*** Extracted data ***

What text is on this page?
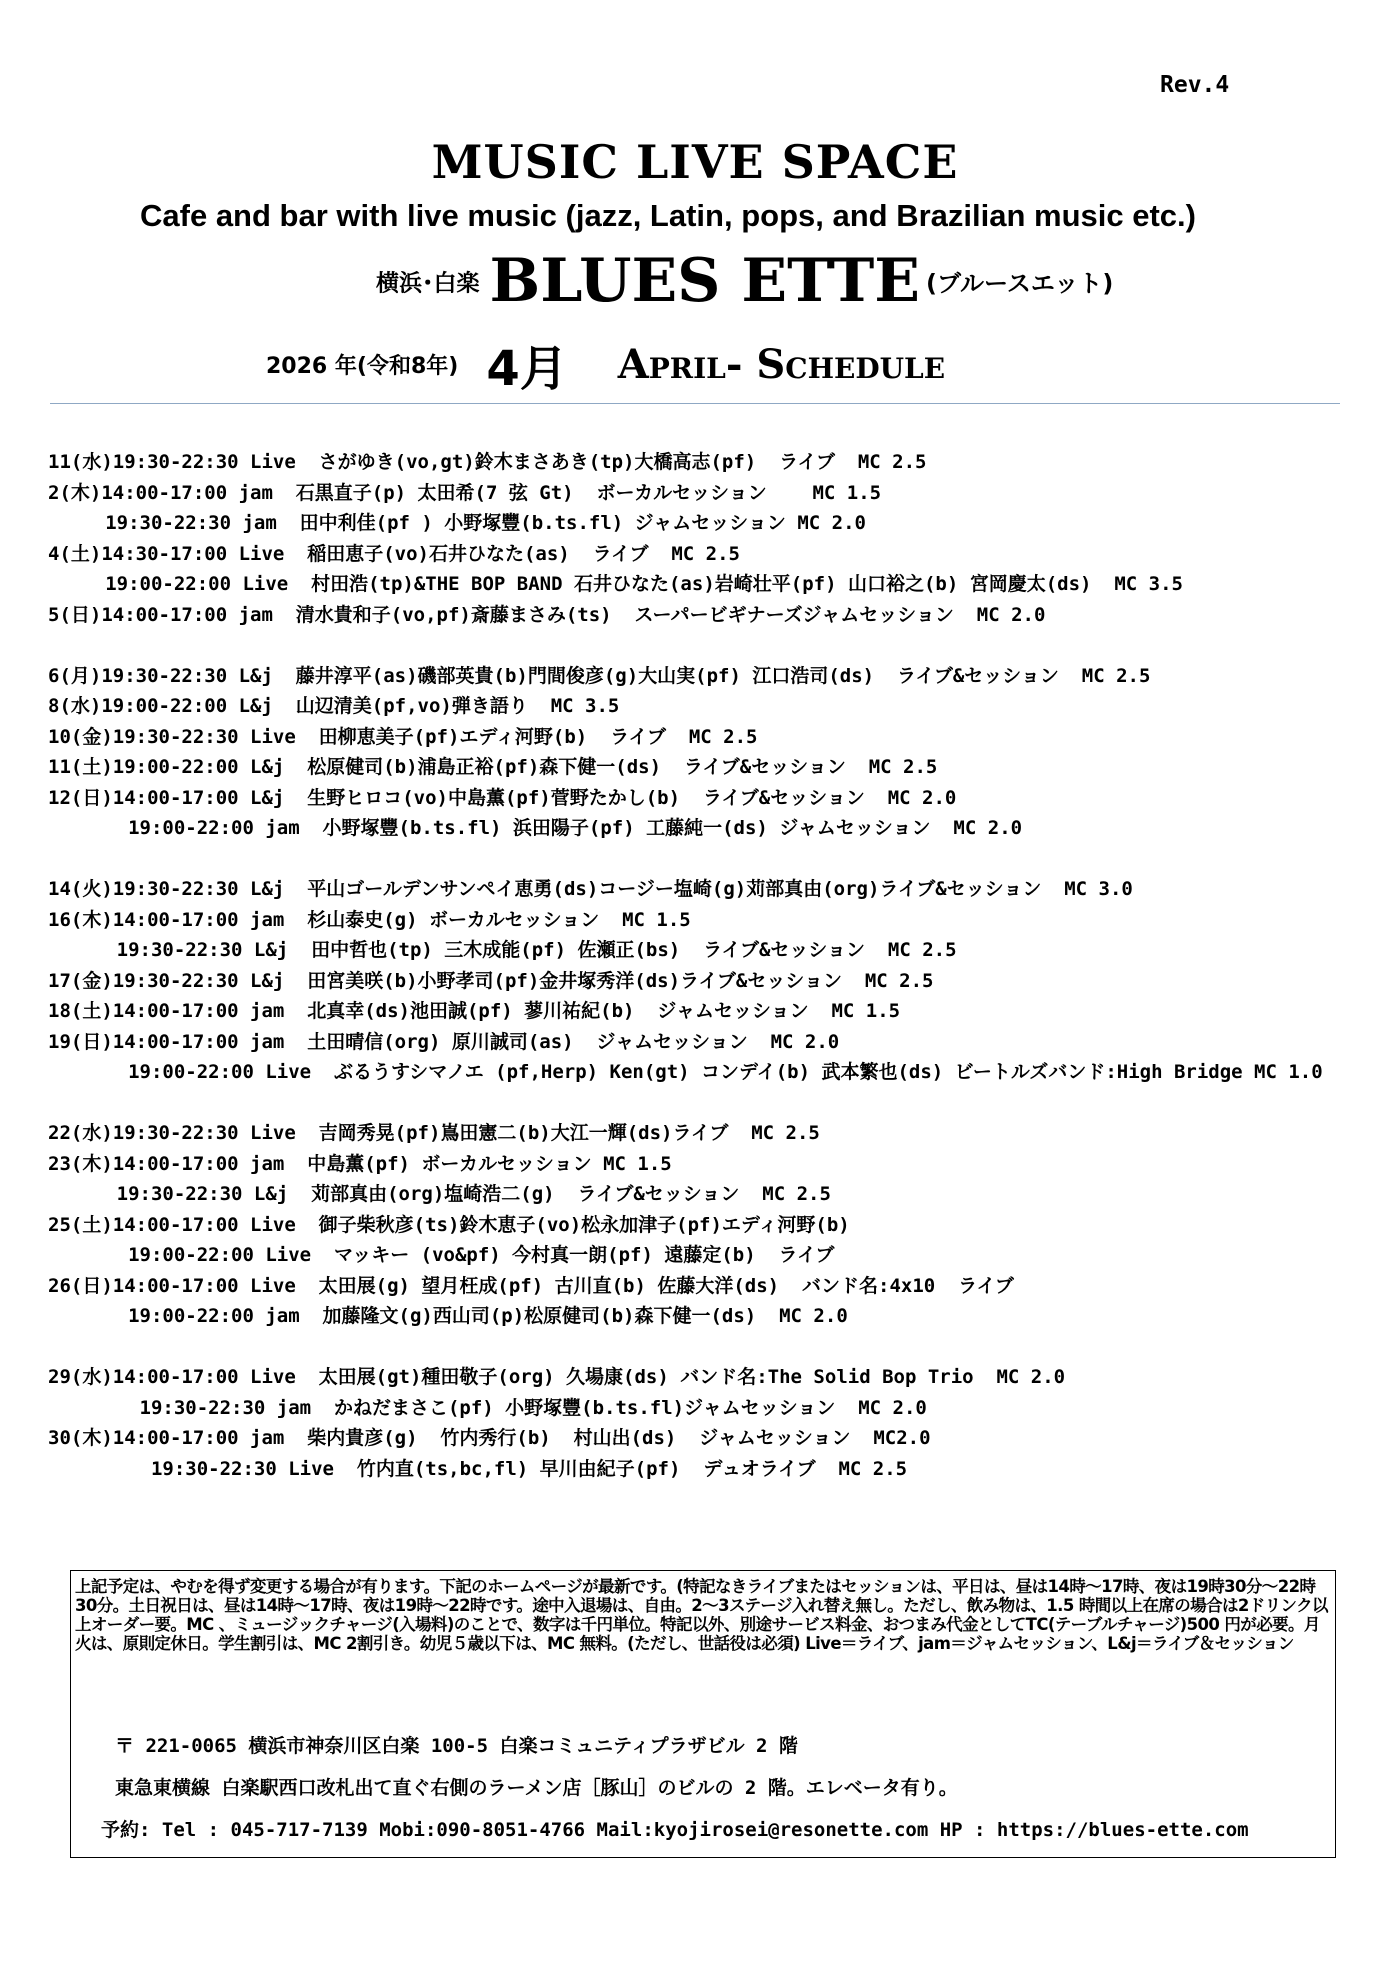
Rev.4
MUSIC LIVE SPACE
Cafe and bar with live music (jazz, Latin, pops, and Brazilian music etc.)
横浜･白楽 BLUES ETTE (ブルースエット)
2026 年(令和8年) 4月 April- Schedule
11(水)19:30-22:30 Live  さがゆき(vo,gt)鈴木まさあき(tp)大橋高志(pf)  ライブ  MC 2.5
2(木)14:00-17:00 jam  石黒直子(p) 太田希(7 弦 Gt)  ボーカルセッション    MC 1.5
19:30-22:30 jam  田中利佳(pf ) 小野塚豐(b.ts.fl) ジャムセッション MC 2.0
4(土)14:30-17:00 Live  稲田恵子(vo)石井ひなた(as)  ライブ  MC 2.5
19:00-22:00 Live  村田浩(tp)&THE BOP BAND 石井ひなた(as)岩崎壮平(pf) 山口裕之(b) 宮岡慶太(ds)  MC 3.5
5(日)14:00-17:00 jam  清水貴和子(vo,pf)斎藤まさみ(ts)  スーパービギナーズジャムセッション  MC 2.0
6(月)19:30-22:30 L&j  藤井淳平(as)磯部英貴(b)門間俊彦(g)大山実(pf) 江口浩司(ds)  ライブ&セッション  MC 2.5
8(水)19:00-22:00 L&j  山辺清美(pf,vo)弾き語り  MC 3.5
10(金)19:30-22:30 Live  田柳恵美子(pf)エディ河野(b)  ライブ  MC 2.5
11(土)19:00-22:00 L&j  松原健司(b)浦島正裕(pf)森下健一(ds)  ライブ&セッション  MC 2.5
12(日)14:00-17:00 L&j  生野ヒロコ(vo)中島薫(pf)菅野たかし(b)  ライブ&セッション  MC 2.0
19:00-22:00 jam  小野塚豐(b.ts.fl) 浜田陽子(pf) 工藤純一(ds) ジャムセッション  MC 2.0
14(火)19:30-22:30 L&j  平山ゴールデンサンペイ恵勇(ds)コージー塩崎(g)苅部真由(org)ライブ&セッション  MC 3.0
16(木)14:00-17:00 jam  杉山泰史(g) ボーカルセッション  MC 1.5
19:30-22:30 L&j  田中哲也(tp) 三木成能(pf) 佐瀬正(bs)  ライブ&セッション  MC 2.5
17(金)19:30-22:30 L&j  田宮美咲(b)小野孝司(pf)金井塚秀洋(ds)ライブ&セッション  MC 2.5
18(土)14:00-17:00 jam  北真幸(ds)池田誠(pf) 蓼川祐紀(b)  ジャムセッション  MC 1.5
19(日)14:00-17:00 jam  土田晴信(org) 原川誠司(as)  ジャムセッション  MC 2.0
19:00-22:00 Live  ぶるうすシマノエ (pf,Herp) Ken(gt) コンデイ(b) 武本繁也(ds) ビートルズバンド:High Bridge MC 1.0
22(水)19:30-22:30 Live  吉岡秀晃(pf)嶌田憲二(b)大江一輝(ds)ライブ  MC 2.5
23(木)14:00-17:00 jam  中島薫(pf) ボーカルセッション MC 1.5
19:30-22:30 L&j  苅部真由(org)塩崎浩二(g)  ライブ&セッション  MC 2.5
25(土)14:00-17:00 Live  御子柴秋彦(ts)鈴木恵子(vo)松永加津子(pf)エディ河野(b)
19:00-22:00 Live  マッキー (vo&pf) 今村真一朗(pf) 遠藤定(b)  ライブ
26(日)14:00-17:00 Live  太田展(g) 望月枉成(pf) 古川直(b) 佐藤大洋(ds)  バンド名:4x10  ライブ
19:00-22:00 jam  加藤隆文(g)西山司(p)松原健司(b)森下健一(ds)  MC 2.0
29(水)14:00-17:00 Live  太田展(gt)種田敬子(org) 久場康(ds) バンド名:The Solid Bop Trio  MC 2.0
19:30-22:30 jam  かねだまさこ(pf) 小野塚豐(b.ts.fl)ジャムセッション  MC 2.0
30(木)14:00-17:00 jam  柴内貴彦(g)  竹内秀行(b)  村山出(ds)  ジャムセッション  MC2.0
19:30-22:30 Live  竹内直(ts,bc,fl) 早川由紀子(pf)  デュオライブ  MC 2.5
上記予定は、やむを得ず変更する場合が有ります。下記のホームページが最新です。(特記なきライブまたはセッションは、平日は、昼は14時～17時、夜は19時30分～22時30分。土日祝日は、昼は14時～17時、夜は19時～22時です。途中入退場は、自由。2～3ステージ入れ替え無し。ただし、飲み物は、1.5 時間以上在席の場合は2ドリンク以上オーダー要。MC 、ミュージックチャージ(入場料)のことで、数字は千円単位。特記以外、別途サービス料金、おつまみ代金としてTC(テーブルチャージ)500 円が必要。月火は、原則定休日。学生割引は、MC 2割引き。幼児５歳以下は、MC 無料。(ただし、世話役は必須) Live＝ライブ、jam＝ジャムセッション、L&j＝ライブ＆セッション
〒 221-0065 横浜市神奈川区白楽 100-5 白楽コミュニティプラザビル 2 階
東急東横線 白楽駅西口改札出て直ぐ右側のラーメン店［豚山］のビルの 2 階。エレベータ有り。
予約: Tel : 045-717-7139 Mobi:090-8051-4766 Mail:kyojirosei@resonette.com HP : https://blues-ette.com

***

▸ Work required: Write out each entry exactly as given, omitting any picture.

▸ Finished task:
What text is on this page?
Rev.4
MUSIC LIVE SPACE
Cafe and bar with live music (jazz, Latin, pops, and Brazilian music etc.)
横浜･白楽 BLUES ETTE (ブルースエット)
2026 年(令和8年) 4月 April- Schedule
11(水)19:30-22:30 Live  さがゆき(vo,gt)鈴木まさあき(tp)大橋高志(pf)  ライブ  MC 2.5
2(木)14:00-17:00 jam  石黒直子(p) 太田希(7 弦 Gt)  ボーカルセッション    MC 1.5
19:30-22:30 jam  田中利佳(pf ) 小野塚豐(b.ts.fl) ジャムセッション MC 2.0
4(土)14:30-17:00 Live  稲田恵子(vo)石井ひなた(as)  ライブ  MC 2.5
19:00-22:00 Live  村田浩(tp)&THE BOP BAND 石井ひなた(as)岩崎壮平(pf) 山口裕之(b) 宮岡慶太(ds)  MC 3.5
5(日)14:00-17:00 jam  清水貴和子(vo,pf)斎藤まさみ(ts)  スーパービギナーズジャムセッション  MC 2.0
6(月)19:30-22:30 L&j  藤井淳平(as)磯部英貴(b)門間俊彦(g)大山実(pf) 江口浩司(ds)  ライブ&セッション  MC 2.5
8(水)19:00-22:00 L&j  山辺清美(pf,vo)弾き語り  MC 3.5
10(金)19:30-22:30 Live  田柳恵美子(pf)エディ河野(b)  ライブ  MC 2.5
11(土)19:00-22:00 L&j  松原健司(b)浦島正裕(pf)森下健一(ds)  ライブ&セッション  MC 2.5
12(日)14:00-17:00 L&j  生野ヒロコ(vo)中島薫(pf)菅野たかし(b)  ライブ&セッション  MC 2.0
19:00-22:00 jam  小野塚豐(b.ts.fl) 浜田陽子(pf) 工藤純一(ds) ジャムセッション  MC 2.0
14(火)19:30-22:30 L&j  平山ゴールデンサンペイ恵勇(ds)コージー塩崎(g)苅部真由(org)ライブ&セッション  MC 3.0
16(木)14:00-17:00 jam  杉山泰史(g) ボーカルセッション  MC 1.5
19:30-22:30 L&j  田中哲也(tp) 三木成能(pf) 佐瀬正(bs)  ライブ&セッション  MC 2.5
17(金)19:30-22:30 L&j  田宮美咲(b)小野孝司(pf)金井塚秀洋(ds)ライブ&セッション  MC 2.5
18(土)14:00-17:00 jam  北真幸(ds)池田誠(pf) 蓼川祐紀(b)  ジャムセッション  MC 1.5
19(日)14:00-17:00 jam  土田晴信(org) 原川誠司(as)  ジャムセッション  MC 2.0
19:00-22:00 Live  ぶるうすシマノエ (pf,Herp) Ken(gt) コンデイ(b) 武本繁也(ds) ビートルズバンド:High Bridge MC 1.0
22(水)19:30-22:30 Live  吉岡秀晃(pf)嶌田憲二(b)大江一輝(ds)ライブ  MC 2.5
23(木)14:00-17:00 jam  中島薫(pf) ボーカルセッション MC 1.5
19:30-22:30 L&j  苅部真由(org)塩崎浩二(g)  ライブ&セッション  MC 2.5
25(土)14:00-17:00 Live  御子柴秋彦(ts)鈴木恵子(vo)松永加津子(pf)エディ河野(b)
19:00-22:00 Live  マッキー (vo&pf) 今村真一朗(pf) 遠藤定(b)  ライブ
26(日)14:00-17:00 Live  太田展(g) 望月枉成(pf) 古川直(b) 佐藤大洋(ds)  バンド名:4x10  ライブ
19:00-22:00 jam  加藤隆文(g)西山司(p)松原健司(b)森下健一(ds)  MC 2.0
29(水)14:00-17:00 Live  太田展(gt)種田敬子(org) 久場康(ds) バンド名:The Solid Bop Trio  MC 2.0
19:30-22:30 jam  かねだまさこ(pf) 小野塚豐(b.ts.fl)ジャムセッション  MC 2.0
30(木)14:00-17:00 jam  柴内貴彦(g)  竹内秀行(b)  村山出(ds)  ジャムセッション  MC2.0
19:30-22:30 Live  竹内直(ts,bc,fl) 早川由紀子(pf)  デュオライブ  MC 2.5
上記予定は、やむを得ず変更する場合が有ります。下記のホームページが最新です。(特記なきライブまたはセッションは、平日は、昼は14時～17時、夜は19時30分～22時30分。土日祝日は、昼は14時～17時、夜は19時～22時です。途中入退場は、自由。2～3ステージ入れ替え無し。ただし、飲み物は、1.5 時間以上在席の場合は2ドリンク以上オーダー要。MC 、ミュージックチャージ(入場料)のことで、数字は千円単位。特記以外、別途サービス料金、おつまみ代金としてTC(テーブルチャージ)500 円が必要。月火は、原則定休日。学生割引は、MC 2割引き。幼児５歳以下は、MC 無料。(ただし、世話役は必須) Live＝ライブ、jam＝ジャムセッション、L&j＝ライブ＆セッション
〒 221-0065 横浜市神奈川区白楽 100-5 白楽コミュニティプラザビル 2 階
東急東横線 白楽駅西口改札出て直ぐ右側のラーメン店［豚山］のビルの 2 階。エレベータ有り。
予約: Tel : 045-717-7139 Mobi:090-8051-4766 Mail:kyojirosei@resonette.com HP : https://blues-ette.com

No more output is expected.